##### SUPPLIED MATERIAL #####

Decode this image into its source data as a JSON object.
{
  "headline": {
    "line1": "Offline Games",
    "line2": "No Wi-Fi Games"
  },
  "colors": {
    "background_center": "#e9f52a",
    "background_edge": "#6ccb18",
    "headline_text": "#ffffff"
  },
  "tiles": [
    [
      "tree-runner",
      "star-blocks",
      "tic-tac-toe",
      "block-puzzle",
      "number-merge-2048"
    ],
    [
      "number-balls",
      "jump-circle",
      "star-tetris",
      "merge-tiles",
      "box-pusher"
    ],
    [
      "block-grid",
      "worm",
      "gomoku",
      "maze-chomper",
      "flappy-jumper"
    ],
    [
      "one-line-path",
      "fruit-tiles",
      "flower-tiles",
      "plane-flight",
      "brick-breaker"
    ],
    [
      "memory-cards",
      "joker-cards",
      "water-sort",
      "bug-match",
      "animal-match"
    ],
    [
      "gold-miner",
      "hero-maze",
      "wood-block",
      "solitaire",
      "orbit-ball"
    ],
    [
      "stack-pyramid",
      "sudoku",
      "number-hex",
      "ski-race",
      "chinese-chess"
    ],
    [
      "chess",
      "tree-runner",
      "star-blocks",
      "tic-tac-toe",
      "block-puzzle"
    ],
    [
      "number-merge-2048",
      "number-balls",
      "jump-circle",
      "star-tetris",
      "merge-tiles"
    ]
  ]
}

#####

EXERCISE REQUIREMENTS -
Repeat the material word for word, in full.

FINAL ANSWER -
Decode this image into its source data as a JSON object.
{
  "headline": {
    "line1": "Offline Games",
    "line2": "No Wi-Fi Games"
  },
  "colors": {
    "background_center": "#e9f52a",
    "background_edge": "#6ccb18",
    "headline_text": "#ffffff"
  },
  "tiles": [
    [
      "tree-runner",
      "star-blocks",
      "tic-tac-toe",
      "block-puzzle",
      "number-merge-2048"
    ],
    [
      "number-balls",
      "jump-circle",
      "star-tetris",
      "merge-tiles",
      "box-pusher"
    ],
    [
      "block-grid",
      "worm",
      "gomoku",
      "maze-chomper",
      "flappy-jumper"
    ],
    [
      "one-line-path",
      "fruit-tiles",
      "flower-tiles",
      "plane-flight",
      "brick-breaker"
    ],
    [
      "memory-cards",
      "joker-cards",
      "water-sort",
      "bug-match",
      "animal-match"
    ],
    [
      "gold-miner",
      "hero-maze",
      "wood-block",
      "solitaire",
      "orbit-ball"
    ],
    [
      "stack-pyramid",
      "sudoku",
      "number-hex",
      "ski-race",
      "chinese-chess"
    ],
    [
      "chess",
      "tree-runner",
      "star-blocks",
      "tic-tac-toe",
      "block-puzzle"
    ],
    [
      "number-merge-2048",
      "number-balls",
      "jump-circle",
      "star-tetris",
      "merge-tiles"
    ]
  ]
}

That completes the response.